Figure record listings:
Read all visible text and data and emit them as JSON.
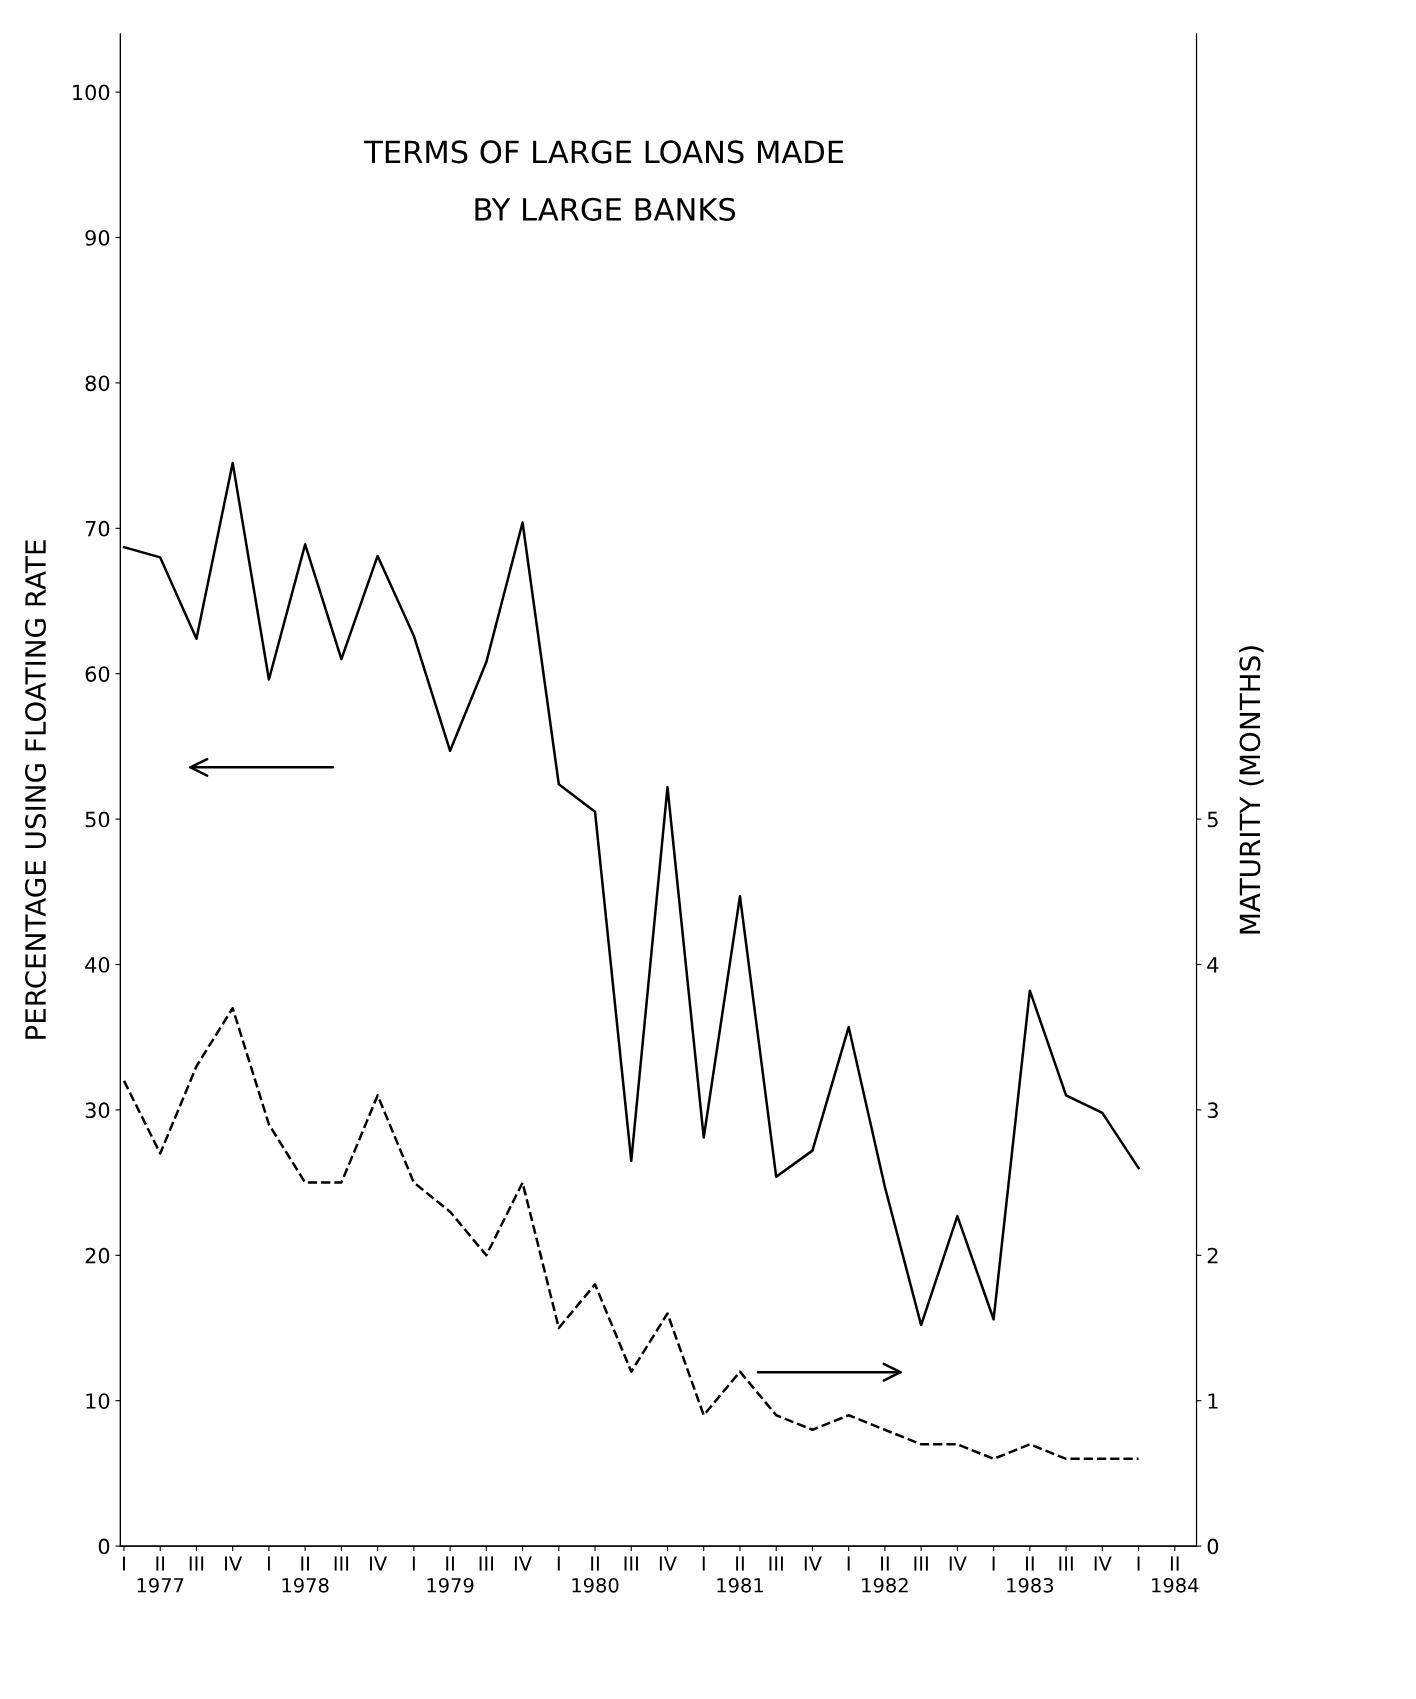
{
  "chart_data": {
    "type": "line",
    "title": "TERMS OF LARGE LOANS MADE\nBY LARGE BANKS",
    "ylabel": "PERCENTAGE USING FLOATING RATE",
    "y2label": "MATURITY (MONTHS)",
    "categories": [
      "I",
      "II\n1977",
      "III",
      "IV",
      "I",
      "II\n1978",
      "III",
      "IV",
      "I",
      "II\n1979",
      "III",
      "IV",
      "I",
      "II\n1980",
      "III",
      "IV",
      "I",
      "II\n1981",
      "III",
      "IV",
      "I",
      "II\n1982",
      "III",
      "IV",
      "I",
      "II\n1983",
      "III",
      "IV",
      "I",
      "II\n1984"
    ],
    "series": [
      {
        "color": "#000000",
        "line_style": "solid",
        "values": [
          68.7,
          68.0,
          62.4,
          74.5,
          59.6,
          68.9,
          61.0,
          68.1,
          62.6,
          54.7,
          60.8,
          70.4,
          52.4,
          50.5,
          26.5,
          52.2,
          28.1,
          44.7,
          25.4,
          27.2,
          35.7,
          24.7,
          15.2,
          22.7,
          15.6,
          38.2,
          31.0,
          29.8,
          26.0,
          null
        ]
      },
      {
        "color": "#000000",
        "line_style": "dashed",
        "axis": "y2",
        "values": [
          3.2,
          2.7,
          3.3,
          3.7,
          2.9,
          2.5,
          2.5,
          3.1,
          2.5,
          2.3,
          2.0,
          2.5,
          1.5,
          1.8,
          1.2,
          1.6,
          0.9,
          1.2,
          0.9,
          0.8,
          0.9,
          0.8,
          0.7,
          0.7,
          0.6,
          0.7,
          0.6,
          0.6,
          0.6,
          null
        ]
      }
    ],
    "ylim": [
      0,
      104
    ],
    "yticks": [
      0,
      10,
      20,
      30,
      40,
      50,
      60,
      70,
      80,
      90,
      100
    ],
    "y2lim": [
      0,
      10.4
    ],
    "y2ticks": [
      0,
      1,
      2,
      3,
      4,
      5
    ],
    "grid": false,
    "legend": false,
    "marker": "none"
  }
}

Directions:
Output the lines above in full and exactly as given, omitting any pictures.

Solution to this task:
Read all visible text and data and emit them as JSON.
{
  "chart_data": {
    "type": "line",
    "title": "TERMS OF LARGE LOANS MADE\nBY LARGE BANKS",
    "ylabel": "PERCENTAGE USING FLOATING RATE",
    "y2label": "MATURITY (MONTHS)",
    "categories": [
      "I",
      "II\n1977",
      "III",
      "IV",
      "I",
      "II\n1978",
      "III",
      "IV",
      "I",
      "II\n1979",
      "III",
      "IV",
      "I",
      "II\n1980",
      "III",
      "IV",
      "I",
      "II\n1981",
      "III",
      "IV",
      "I",
      "II\n1982",
      "III",
      "IV",
      "I",
      "II\n1983",
      "III",
      "IV",
      "I",
      "II\n1984"
    ],
    "series": [
      {
        "color": "#000000",
        "line_style": "solid",
        "values": [
          68.7,
          68.0,
          62.4,
          74.5,
          59.6,
          68.9,
          61.0,
          68.1,
          62.6,
          54.7,
          60.8,
          70.4,
          52.4,
          50.5,
          26.5,
          52.2,
          28.1,
          44.7,
          25.4,
          27.2,
          35.7,
          24.7,
          15.2,
          22.7,
          15.6,
          38.2,
          31.0,
          29.8,
          26.0,
          null
        ]
      },
      {
        "color": "#000000",
        "line_style": "dashed",
        "axis": "y2",
        "values": [
          3.2,
          2.7,
          3.3,
          3.7,
          2.9,
          2.5,
          2.5,
          3.1,
          2.5,
          2.3,
          2.0,
          2.5,
          1.5,
          1.8,
          1.2,
          1.6,
          0.9,
          1.2,
          0.9,
          0.8,
          0.9,
          0.8,
          0.7,
          0.7,
          0.6,
          0.7,
          0.6,
          0.6,
          0.6,
          null
        ]
      }
    ],
    "ylim": [
      0,
      104
    ],
    "yticks": [
      0,
      10,
      20,
      30,
      40,
      50,
      60,
      70,
      80,
      90,
      100
    ],
    "y2lim": [
      0,
      10.4
    ],
    "y2ticks": [
      0,
      1,
      2,
      3,
      4,
      5
    ],
    "grid": false,
    "legend": false,
    "marker": "none"
  }
}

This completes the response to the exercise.